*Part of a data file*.
◇ ◇ ◇ ◇ ◇

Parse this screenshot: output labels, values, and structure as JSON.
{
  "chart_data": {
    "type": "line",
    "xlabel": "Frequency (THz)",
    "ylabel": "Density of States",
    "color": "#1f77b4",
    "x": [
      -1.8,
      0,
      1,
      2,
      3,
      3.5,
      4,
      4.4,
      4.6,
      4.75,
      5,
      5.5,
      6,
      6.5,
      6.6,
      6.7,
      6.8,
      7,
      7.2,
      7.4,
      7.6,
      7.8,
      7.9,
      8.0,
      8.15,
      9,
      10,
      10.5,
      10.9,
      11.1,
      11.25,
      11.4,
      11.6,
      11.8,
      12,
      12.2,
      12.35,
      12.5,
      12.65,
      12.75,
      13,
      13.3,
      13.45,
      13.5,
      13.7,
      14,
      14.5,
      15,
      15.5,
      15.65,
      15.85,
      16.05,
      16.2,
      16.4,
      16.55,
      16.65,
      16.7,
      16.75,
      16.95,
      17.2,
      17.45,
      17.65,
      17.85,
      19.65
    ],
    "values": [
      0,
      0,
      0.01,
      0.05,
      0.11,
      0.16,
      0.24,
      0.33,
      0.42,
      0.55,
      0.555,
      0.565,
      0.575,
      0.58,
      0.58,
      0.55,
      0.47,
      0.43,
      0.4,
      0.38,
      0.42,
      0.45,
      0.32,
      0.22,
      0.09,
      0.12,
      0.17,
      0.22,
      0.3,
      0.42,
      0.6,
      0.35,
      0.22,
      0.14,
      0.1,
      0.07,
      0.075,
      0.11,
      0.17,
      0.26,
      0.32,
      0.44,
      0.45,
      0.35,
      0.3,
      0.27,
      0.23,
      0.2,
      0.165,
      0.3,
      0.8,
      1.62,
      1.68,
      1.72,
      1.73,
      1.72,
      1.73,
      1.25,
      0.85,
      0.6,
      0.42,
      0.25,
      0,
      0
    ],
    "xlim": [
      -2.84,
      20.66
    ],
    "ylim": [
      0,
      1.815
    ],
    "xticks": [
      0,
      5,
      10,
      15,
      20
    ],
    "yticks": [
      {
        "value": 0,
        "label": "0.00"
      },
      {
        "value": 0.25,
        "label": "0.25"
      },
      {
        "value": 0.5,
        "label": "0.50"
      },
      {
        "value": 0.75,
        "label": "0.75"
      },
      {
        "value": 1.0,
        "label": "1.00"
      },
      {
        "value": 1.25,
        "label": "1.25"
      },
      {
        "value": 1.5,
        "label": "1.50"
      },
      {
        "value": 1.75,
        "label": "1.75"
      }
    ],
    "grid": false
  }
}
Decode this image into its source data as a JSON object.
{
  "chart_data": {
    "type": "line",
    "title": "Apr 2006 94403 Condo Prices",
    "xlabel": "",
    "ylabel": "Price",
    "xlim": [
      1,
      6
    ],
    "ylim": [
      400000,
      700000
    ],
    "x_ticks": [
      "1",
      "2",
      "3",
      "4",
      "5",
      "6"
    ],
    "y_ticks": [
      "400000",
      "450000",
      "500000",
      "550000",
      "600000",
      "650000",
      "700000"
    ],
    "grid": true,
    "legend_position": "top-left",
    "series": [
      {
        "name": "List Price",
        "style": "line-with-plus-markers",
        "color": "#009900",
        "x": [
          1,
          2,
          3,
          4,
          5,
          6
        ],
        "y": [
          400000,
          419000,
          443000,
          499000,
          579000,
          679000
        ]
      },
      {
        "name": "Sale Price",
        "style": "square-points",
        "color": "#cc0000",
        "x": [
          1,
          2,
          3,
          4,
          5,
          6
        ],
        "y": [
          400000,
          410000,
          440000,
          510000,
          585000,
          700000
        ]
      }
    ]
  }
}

◇ ◇ ◇ ◇ ◇

*What the exercise asks*.
Filter the data for the string "JSON" and copy every line that has it.

*Full output*.
Parse this screenshot: output labels, values, and structure as JSON.
Decode this image into its source data as a JSON object.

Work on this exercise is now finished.